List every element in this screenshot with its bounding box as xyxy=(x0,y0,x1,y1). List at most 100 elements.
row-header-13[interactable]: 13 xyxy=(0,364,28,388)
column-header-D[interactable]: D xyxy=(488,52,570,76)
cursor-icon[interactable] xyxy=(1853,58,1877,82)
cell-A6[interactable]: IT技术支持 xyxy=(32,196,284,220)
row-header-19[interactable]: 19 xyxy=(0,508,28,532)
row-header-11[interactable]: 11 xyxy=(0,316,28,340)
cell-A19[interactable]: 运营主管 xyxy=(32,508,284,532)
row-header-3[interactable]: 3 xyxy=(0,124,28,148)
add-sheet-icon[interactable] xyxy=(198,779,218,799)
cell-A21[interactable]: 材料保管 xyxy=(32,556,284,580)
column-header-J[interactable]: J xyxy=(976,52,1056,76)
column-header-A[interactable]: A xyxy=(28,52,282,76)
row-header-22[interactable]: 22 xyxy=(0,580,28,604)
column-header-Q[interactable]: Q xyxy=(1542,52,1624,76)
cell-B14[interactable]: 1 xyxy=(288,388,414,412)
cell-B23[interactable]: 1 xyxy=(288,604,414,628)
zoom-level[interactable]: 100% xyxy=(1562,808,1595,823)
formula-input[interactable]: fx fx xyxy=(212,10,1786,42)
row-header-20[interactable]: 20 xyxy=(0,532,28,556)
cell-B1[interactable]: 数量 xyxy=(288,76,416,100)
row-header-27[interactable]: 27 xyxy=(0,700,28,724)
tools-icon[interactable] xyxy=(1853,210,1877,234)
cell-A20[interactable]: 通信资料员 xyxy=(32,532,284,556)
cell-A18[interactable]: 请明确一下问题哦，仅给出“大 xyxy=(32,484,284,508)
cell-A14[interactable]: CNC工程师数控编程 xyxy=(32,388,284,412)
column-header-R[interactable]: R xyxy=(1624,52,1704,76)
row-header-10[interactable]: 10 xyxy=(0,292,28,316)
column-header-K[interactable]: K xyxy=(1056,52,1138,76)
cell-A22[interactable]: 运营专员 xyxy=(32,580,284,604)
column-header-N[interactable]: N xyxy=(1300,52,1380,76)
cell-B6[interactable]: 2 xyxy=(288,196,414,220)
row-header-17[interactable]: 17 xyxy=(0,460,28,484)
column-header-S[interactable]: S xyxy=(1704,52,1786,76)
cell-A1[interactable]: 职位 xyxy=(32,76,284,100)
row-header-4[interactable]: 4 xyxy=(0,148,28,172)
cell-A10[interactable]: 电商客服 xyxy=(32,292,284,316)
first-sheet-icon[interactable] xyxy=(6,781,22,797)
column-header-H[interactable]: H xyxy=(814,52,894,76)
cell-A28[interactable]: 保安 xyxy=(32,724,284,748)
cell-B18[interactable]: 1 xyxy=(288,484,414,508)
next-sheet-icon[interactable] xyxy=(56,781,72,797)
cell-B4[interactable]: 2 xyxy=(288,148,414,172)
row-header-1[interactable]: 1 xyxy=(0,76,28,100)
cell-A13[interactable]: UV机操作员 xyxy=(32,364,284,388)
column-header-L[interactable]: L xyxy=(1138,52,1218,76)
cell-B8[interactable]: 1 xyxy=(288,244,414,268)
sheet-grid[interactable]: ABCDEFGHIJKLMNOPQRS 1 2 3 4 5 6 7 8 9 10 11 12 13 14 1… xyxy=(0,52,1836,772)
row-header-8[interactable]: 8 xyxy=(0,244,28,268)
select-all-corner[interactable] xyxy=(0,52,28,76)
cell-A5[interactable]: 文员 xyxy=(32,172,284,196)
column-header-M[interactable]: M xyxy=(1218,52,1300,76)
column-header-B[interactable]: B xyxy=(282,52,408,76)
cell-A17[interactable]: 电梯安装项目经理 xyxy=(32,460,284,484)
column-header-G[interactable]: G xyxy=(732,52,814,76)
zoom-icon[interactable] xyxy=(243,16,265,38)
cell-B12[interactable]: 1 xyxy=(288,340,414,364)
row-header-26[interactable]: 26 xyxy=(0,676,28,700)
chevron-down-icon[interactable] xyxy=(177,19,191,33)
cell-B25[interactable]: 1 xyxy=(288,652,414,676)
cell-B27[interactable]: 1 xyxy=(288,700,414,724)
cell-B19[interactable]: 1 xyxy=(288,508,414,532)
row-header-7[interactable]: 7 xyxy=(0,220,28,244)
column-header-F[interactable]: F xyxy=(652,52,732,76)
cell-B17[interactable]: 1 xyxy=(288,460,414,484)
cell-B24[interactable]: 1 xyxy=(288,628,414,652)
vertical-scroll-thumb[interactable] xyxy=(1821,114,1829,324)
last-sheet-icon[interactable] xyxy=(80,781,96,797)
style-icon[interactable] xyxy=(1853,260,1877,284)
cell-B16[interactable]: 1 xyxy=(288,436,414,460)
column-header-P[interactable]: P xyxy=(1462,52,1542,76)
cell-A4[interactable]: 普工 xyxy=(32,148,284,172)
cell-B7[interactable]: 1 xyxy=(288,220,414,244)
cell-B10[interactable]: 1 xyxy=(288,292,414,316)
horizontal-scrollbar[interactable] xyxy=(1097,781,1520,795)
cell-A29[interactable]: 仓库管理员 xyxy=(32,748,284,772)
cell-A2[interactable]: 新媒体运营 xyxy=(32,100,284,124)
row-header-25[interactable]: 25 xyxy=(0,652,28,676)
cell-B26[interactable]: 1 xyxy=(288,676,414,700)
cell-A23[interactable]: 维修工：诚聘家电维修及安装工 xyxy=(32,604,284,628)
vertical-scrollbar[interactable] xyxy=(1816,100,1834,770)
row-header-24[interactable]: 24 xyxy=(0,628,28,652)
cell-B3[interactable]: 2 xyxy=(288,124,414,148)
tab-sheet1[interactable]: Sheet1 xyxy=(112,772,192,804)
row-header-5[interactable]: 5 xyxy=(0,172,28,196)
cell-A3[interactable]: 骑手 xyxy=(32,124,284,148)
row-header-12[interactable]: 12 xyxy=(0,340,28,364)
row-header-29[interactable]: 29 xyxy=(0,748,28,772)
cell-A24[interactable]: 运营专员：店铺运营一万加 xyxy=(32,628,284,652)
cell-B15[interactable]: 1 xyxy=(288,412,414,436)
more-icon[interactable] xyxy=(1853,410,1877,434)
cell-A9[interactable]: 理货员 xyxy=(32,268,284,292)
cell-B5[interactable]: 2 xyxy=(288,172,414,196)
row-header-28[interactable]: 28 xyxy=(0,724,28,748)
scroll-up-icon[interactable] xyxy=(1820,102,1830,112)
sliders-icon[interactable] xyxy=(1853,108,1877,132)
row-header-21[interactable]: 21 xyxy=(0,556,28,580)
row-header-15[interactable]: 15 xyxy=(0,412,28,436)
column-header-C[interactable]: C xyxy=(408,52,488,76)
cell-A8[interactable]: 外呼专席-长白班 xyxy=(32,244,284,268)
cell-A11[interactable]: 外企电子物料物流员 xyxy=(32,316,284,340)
--
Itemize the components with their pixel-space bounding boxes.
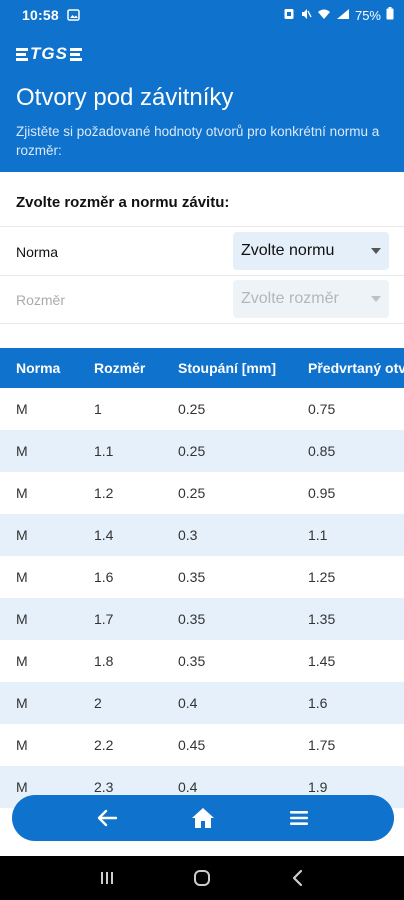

_THE PROBLEM_.
Recast the part that opens with the line containing "List every element" and closes with the line containing "cursor-icon[interactable] xyxy=(1853,58,1877,82)" as a numbered list, leaving out any blank lines.

_RESPONSE_.
1. List every element in this screenshot with its bounding box as xyxy=(x0,y0,x1,y1). List at most 100 elements.
2. row-header-13[interactable]: 13 xyxy=(0,364,28,388)
3. column-header-D[interactable]: D xyxy=(488,52,570,76)
4. cursor-icon[interactable] xyxy=(1853,58,1877,82)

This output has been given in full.